■ Instructions for the task: Write the data out again exactly, dropping any images it holds.

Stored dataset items
## start

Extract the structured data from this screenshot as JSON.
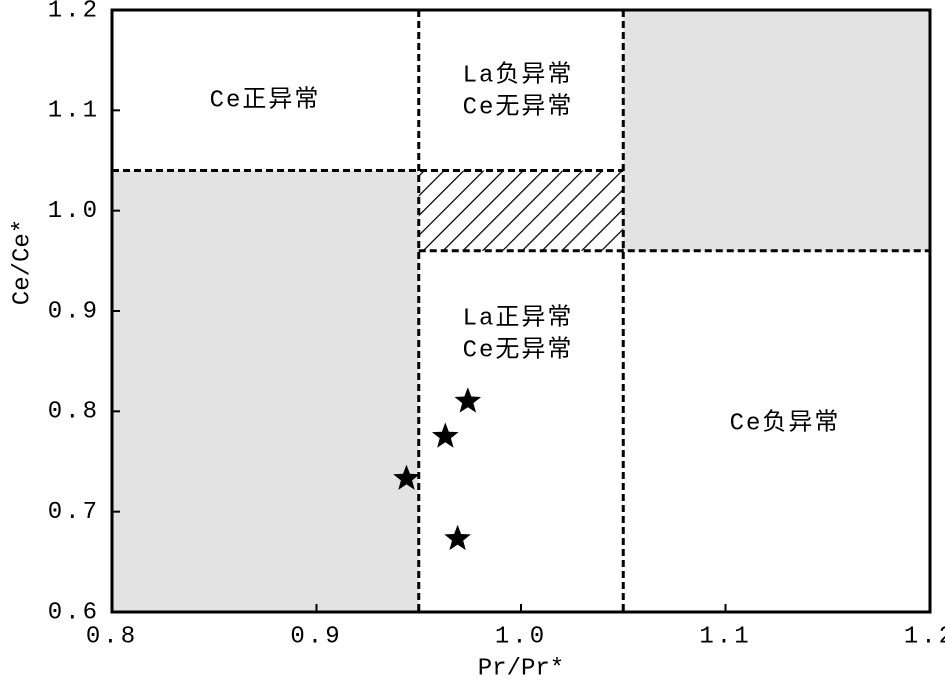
{
  "chart_data": {
    "type": "scatter",
    "xlabel": "Pr/Pr*",
    "ylabel": "Ce/Ce*",
    "xlim": [
      0.8,
      1.2
    ],
    "ylim": [
      0.6,
      1.2
    ],
    "xticks": [
      0.8,
      0.9,
      {
        "value": 1,
        "label": "1.0"
      },
      1.1,
      1.2
    ],
    "yticks": [
      0.6,
      0.7,
      0.8,
      0.9,
      {
        "value": 1,
        "label": "1.0"
      },
      1.1,
      1.2
    ],
    "thresholds": {
      "x": [
        0.95,
        1.05
      ],
      "y": [
        0.96,
        1.04
      ]
    },
    "annotations": [
      {
        "lines": [
          "Ce正异常"
        ]
      },
      {
        "lines": [
          "La负异常",
          "Ce无异常"
        ]
      },
      {
        "lines": [
          "La正异常",
          "Ce无异常"
        ]
      },
      {
        "lines": [
          "Ce负异常"
        ]
      }
    ],
    "series": [
      {
        "color": "#000000",
        "x": [
          0.944,
          0.963,
          0.974,
          0.969
        ],
        "values": [
          0.733,
          0.775,
          0.81,
          0.673
        ]
      }
    ]
  }
}
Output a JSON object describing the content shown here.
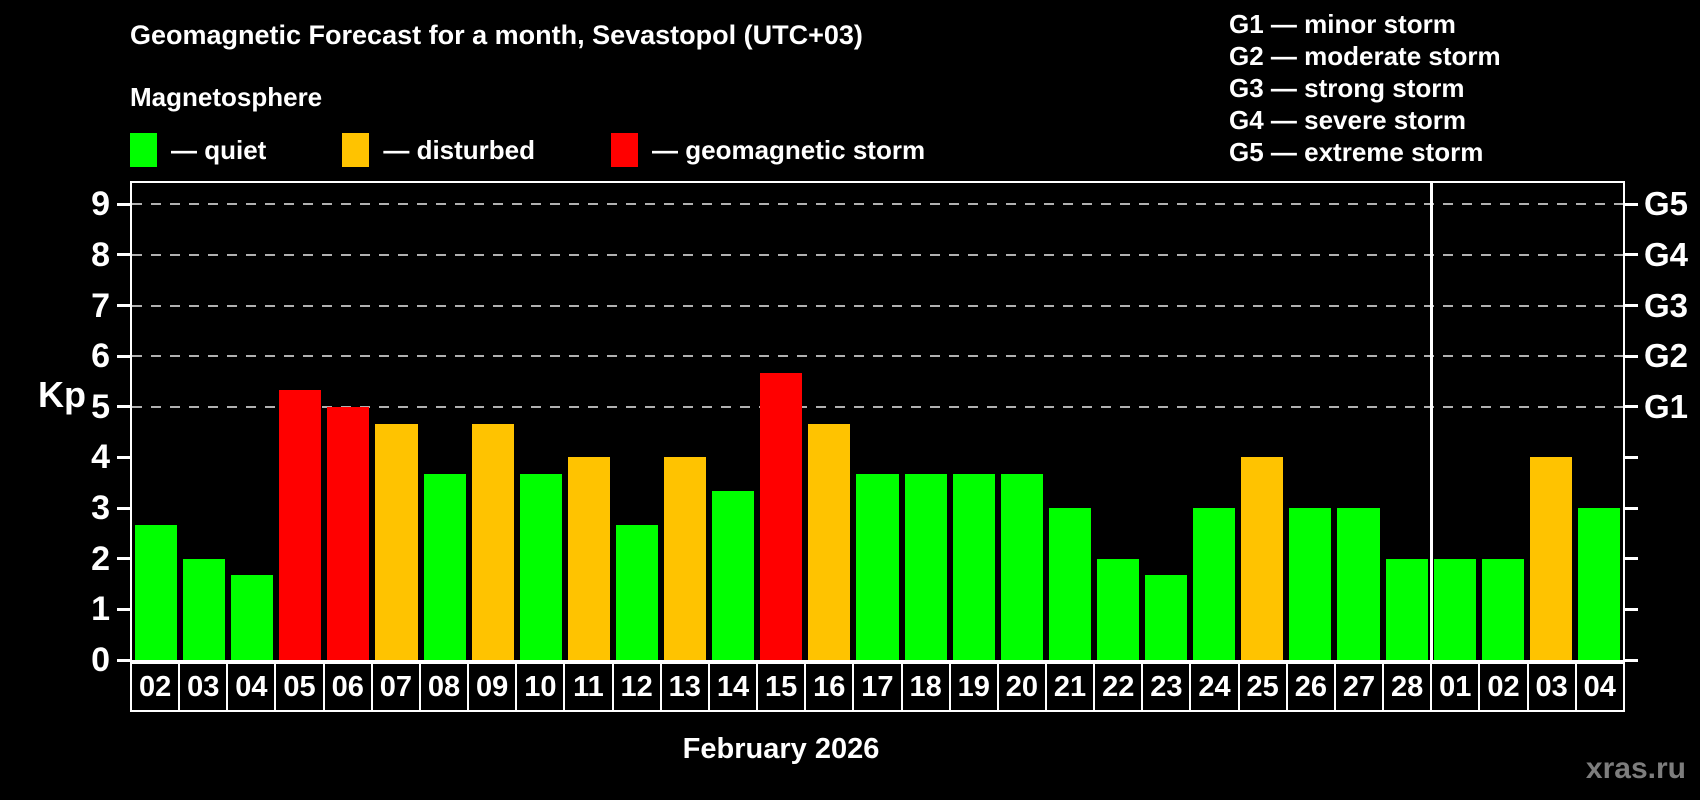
{
  "header": {
    "title": "Geomagnetic Forecast for a month, Sevastopol (UTC+03)",
    "subtitle": "Magnetosphere"
  },
  "legend": {
    "items": [
      {
        "label": "— quiet",
        "status": "quiet"
      },
      {
        "label": "— disturbed",
        "status": "disturbed"
      },
      {
        "label": "— geomagnetic storm",
        "status": "storm"
      }
    ]
  },
  "g_legend": {
    "items": [
      "G1 — minor storm",
      "G2 — moderate storm",
      "G3 — strong storm",
      "G4 — severe storm",
      "G5 — extreme storm"
    ]
  },
  "footer": {
    "caption": "February 2026",
    "watermark": "xras.ru"
  },
  "colors": {
    "quiet": "#00ff00",
    "disturbed": "#ffc300",
    "storm": "#ff0000",
    "background": "#000000",
    "axis": "#ffffff",
    "grid": "#b0b0b0",
    "watermark": "#7d7d7d"
  },
  "chart_data": {
    "type": "bar",
    "title": "Geomagnetic Forecast for a month, Sevastopol (UTC+03)",
    "subtitle": "Magnetosphere",
    "xlabel": "February 2026",
    "ylabel": "Kp",
    "ylim": [
      0,
      9.42
    ],
    "y_ticks": [
      0,
      1,
      2,
      3,
      4,
      5,
      6,
      7,
      8,
      9
    ],
    "gridlines_at": [
      5,
      6,
      7,
      8,
      9
    ],
    "grid": "dashed, only at storm levels 5-9",
    "legend_position": "top-left and top-right",
    "right_axis_labels": [
      {
        "label": "G1",
        "kp": 5
      },
      {
        "label": "G2",
        "kp": 6
      },
      {
        "label": "G3",
        "kp": 7
      },
      {
        "label": "G4",
        "kp": 8
      },
      {
        "label": "G5",
        "kp": 9
      }
    ],
    "month_separator_after_index": 26,
    "categories": [
      "02",
      "03",
      "04",
      "05",
      "06",
      "07",
      "08",
      "09",
      "10",
      "11",
      "12",
      "13",
      "14",
      "15",
      "16",
      "17",
      "18",
      "19",
      "20",
      "21",
      "22",
      "23",
      "24",
      "25",
      "26",
      "27",
      "28",
      "01",
      "02",
      "03",
      "04"
    ],
    "days": [
      {
        "day": "02",
        "kp": 2.67,
        "status": "quiet"
      },
      {
        "day": "03",
        "kp": 2.0,
        "status": "quiet"
      },
      {
        "day": "04",
        "kp": 1.67,
        "status": "quiet"
      },
      {
        "day": "05",
        "kp": 5.33,
        "status": "storm"
      },
      {
        "day": "06",
        "kp": 5.0,
        "status": "storm"
      },
      {
        "day": "07",
        "kp": 4.67,
        "status": "disturbed"
      },
      {
        "day": "08",
        "kp": 3.67,
        "status": "quiet"
      },
      {
        "day": "09",
        "kp": 4.67,
        "status": "disturbed"
      },
      {
        "day": "10",
        "kp": 3.67,
        "status": "quiet"
      },
      {
        "day": "11",
        "kp": 4.0,
        "status": "disturbed"
      },
      {
        "day": "12",
        "kp": 2.67,
        "status": "quiet"
      },
      {
        "day": "13",
        "kp": 4.0,
        "status": "disturbed"
      },
      {
        "day": "14",
        "kp": 3.33,
        "status": "quiet"
      },
      {
        "day": "15",
        "kp": 5.67,
        "status": "storm"
      },
      {
        "day": "16",
        "kp": 4.67,
        "status": "disturbed"
      },
      {
        "day": "17",
        "kp": 3.67,
        "status": "quiet"
      },
      {
        "day": "18",
        "kp": 3.67,
        "status": "quiet"
      },
      {
        "day": "19",
        "kp": 3.67,
        "status": "quiet"
      },
      {
        "day": "20",
        "kp": 3.67,
        "status": "quiet"
      },
      {
        "day": "21",
        "kp": 3.0,
        "status": "quiet"
      },
      {
        "day": "22",
        "kp": 2.0,
        "status": "quiet"
      },
      {
        "day": "23",
        "kp": 1.67,
        "status": "quiet"
      },
      {
        "day": "24",
        "kp": 3.0,
        "status": "quiet"
      },
      {
        "day": "25",
        "kp": 4.0,
        "status": "disturbed"
      },
      {
        "day": "26",
        "kp": 3.0,
        "status": "quiet"
      },
      {
        "day": "27",
        "kp": 3.0,
        "status": "quiet"
      },
      {
        "day": "28",
        "kp": 2.0,
        "status": "quiet"
      },
      {
        "day": "01",
        "kp": 2.0,
        "status": "quiet"
      },
      {
        "day": "02",
        "kp": 2.0,
        "status": "quiet"
      },
      {
        "day": "03",
        "kp": 4.0,
        "status": "disturbed"
      },
      {
        "day": "04",
        "kp": 3.0,
        "status": "quiet"
      }
    ]
  }
}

## end

■ The solution:
Extract the structured data from this screenshot as JSON.
{
  "chart_data": {
    "type": "scatter",
    "xlabel": "Pr/Pr*",
    "ylabel": "Ce/Ce*",
    "xlim": [
      0.8,
      1.2
    ],
    "ylim": [
      0.6,
      1.2
    ],
    "xticks": [
      0.8,
      0.9,
      {
        "value": 1,
        "label": "1.0"
      },
      1.1,
      1.2
    ],
    "yticks": [
      0.6,
      0.7,
      0.8,
      0.9,
      {
        "value": 1,
        "label": "1.0"
      },
      1.1,
      1.2
    ],
    "thresholds": {
      "x": [
        0.95,
        1.05
      ],
      "y": [
        0.96,
        1.04
      ]
    },
    "annotations": [
      {
        "lines": [
          "Ce正异常"
        ]
      },
      {
        "lines": [
          "La负异常",
          "Ce无异常"
        ]
      },
      {
        "lines": [
          "La正异常",
          "Ce无异常"
        ]
      },
      {
        "lines": [
          "Ce负异常"
        ]
      }
    ],
    "series": [
      {
        "color": "#000000",
        "x": [
          0.944,
          0.963,
          0.974,
          0.969
        ],
        "values": [
          0.733,
          0.775,
          0.81,
          0.673
        ]
      }
    ]
  }
}
Output a JSON object describing the content shown here.
{
  "header": {
    "title": "Geomagnetic Forecast for a month, Sevastopol (UTC+03)",
    "subtitle": "Magnetosphere"
  },
  "legend": {
    "items": [
      {
        "label": "— quiet",
        "status": "quiet"
      },
      {
        "label": "— disturbed",
        "status": "disturbed"
      },
      {
        "label": "— geomagnetic storm",
        "status": "storm"
      }
    ]
  },
  "g_legend": {
    "items": [
      "G1 — minor storm",
      "G2 — moderate storm",
      "G3 — strong storm",
      "G4 — severe storm",
      "G5 — extreme storm"
    ]
  },
  "footer": {
    "caption": "February 2026",
    "watermark": "xras.ru"
  },
  "colors": {
    "quiet": "#00ff00",
    "disturbed": "#ffc300",
    "storm": "#ff0000",
    "background": "#000000",
    "axis": "#ffffff",
    "grid": "#b0b0b0",
    "watermark": "#7d7d7d"
  },
  "chart_data": {
    "type": "bar",
    "title": "Geomagnetic Forecast for a month, Sevastopol (UTC+03)",
    "subtitle": "Magnetosphere",
    "xlabel": "February 2026",
    "ylabel": "Kp",
    "ylim": [
      0,
      9.42
    ],
    "y_ticks": [
      0,
      1,
      2,
      3,
      4,
      5,
      6,
      7,
      8,
      9
    ],
    "gridlines_at": [
      5,
      6,
      7,
      8,
      9
    ],
    "grid": "dashed, only at storm levels 5-9",
    "legend_position": "top-left and top-right",
    "right_axis_labels": [
      {
        "label": "G1",
        "kp": 5
      },
      {
        "label": "G2",
        "kp": 6
      },
      {
        "label": "G3",
        "kp": 7
      },
      {
        "label": "G4",
        "kp": 8
      },
      {
        "label": "G5",
        "kp": 9
      }
    ],
    "month_separator_after_index": 26,
    "categories": [
      "02",
      "03",
      "04",
      "05",
      "06",
      "07",
      "08",
      "09",
      "10",
      "11",
      "12",
      "13",
      "14",
      "15",
      "16",
      "17",
      "18",
      "19",
      "20",
      "21",
      "22",
      "23",
      "24",
      "25",
      "26",
      "27",
      "28",
      "01",
      "02",
      "03",
      "04"
    ],
    "days": [
      {
        "day": "02",
        "kp": 2.67,
        "status": "quiet"
      },
      {
        "day": "03",
        "kp": 2.0,
        "status": "quiet"
      },
      {
        "day": "04",
        "kp": 1.67,
        "status": "quiet"
      },
      {
        "day": "05",
        "kp": 5.33,
        "status": "storm"
      },
      {
        "day": "06",
        "kp": 5.0,
        "status": "storm"
      },
      {
        "day": "07",
        "kp": 4.67,
        "status": "disturbed"
      },
      {
        "day": "08",
        "kp": 3.67,
        "status": "quiet"
      },
      {
        "day": "09",
        "kp": 4.67,
        "status": "disturbed"
      },
      {
        "day": "10",
        "kp": 3.67,
        "status": "quiet"
      },
      {
        "day": "11",
        "kp": 4.0,
        "status": "disturbed"
      },
      {
        "day": "12",
        "kp": 2.67,
        "status": "quiet"
      },
      {
        "day": "13",
        "kp": 4.0,
        "status": "disturbed"
      },
      {
        "day": "14",
        "kp": 3.33,
        "status": "quiet"
      },
      {
        "day": "15",
        "kp": 5.67,
        "status": "storm"
      },
      {
        "day": "16",
        "kp": 4.67,
        "status": "disturbed"
      },
      {
        "day": "17",
        "kp": 3.67,
        "status": "quiet"
      },
      {
        "day": "18",
        "kp": 3.67,
        "status": "quiet"
      },
      {
        "day": "19",
        "kp": 3.67,
        "status": "quiet"
      },
      {
        "day": "20",
        "kp": 3.67,
        "status": "quiet"
      },
      {
        "day": "21",
        "kp": 3.0,
        "status": "quiet"
      },
      {
        "day": "22",
        "kp": 2.0,
        "status": "quiet"
      },
      {
        "day": "23",
        "kp": 1.67,
        "status": "quiet"
      },
      {
        "day": "24",
        "kp": 3.0,
        "status": "quiet"
      },
      {
        "day": "25",
        "kp": 4.0,
        "status": "disturbed"
      },
      {
        "day": "26",
        "kp": 3.0,
        "status": "quiet"
      },
      {
        "day": "27",
        "kp": 3.0,
        "status": "quiet"
      },
      {
        "day": "28",
        "kp": 2.0,
        "status": "quiet"
      },
      {
        "day": "01",
        "kp": 2.0,
        "status": "quiet"
      },
      {
        "day": "02",
        "kp": 2.0,
        "status": "quiet"
      },
      {
        "day": "03",
        "kp": 4.0,
        "status": "disturbed"
      },
      {
        "day": "04",
        "kp": 3.0,
        "status": "quiet"
      }
    ]
  }
}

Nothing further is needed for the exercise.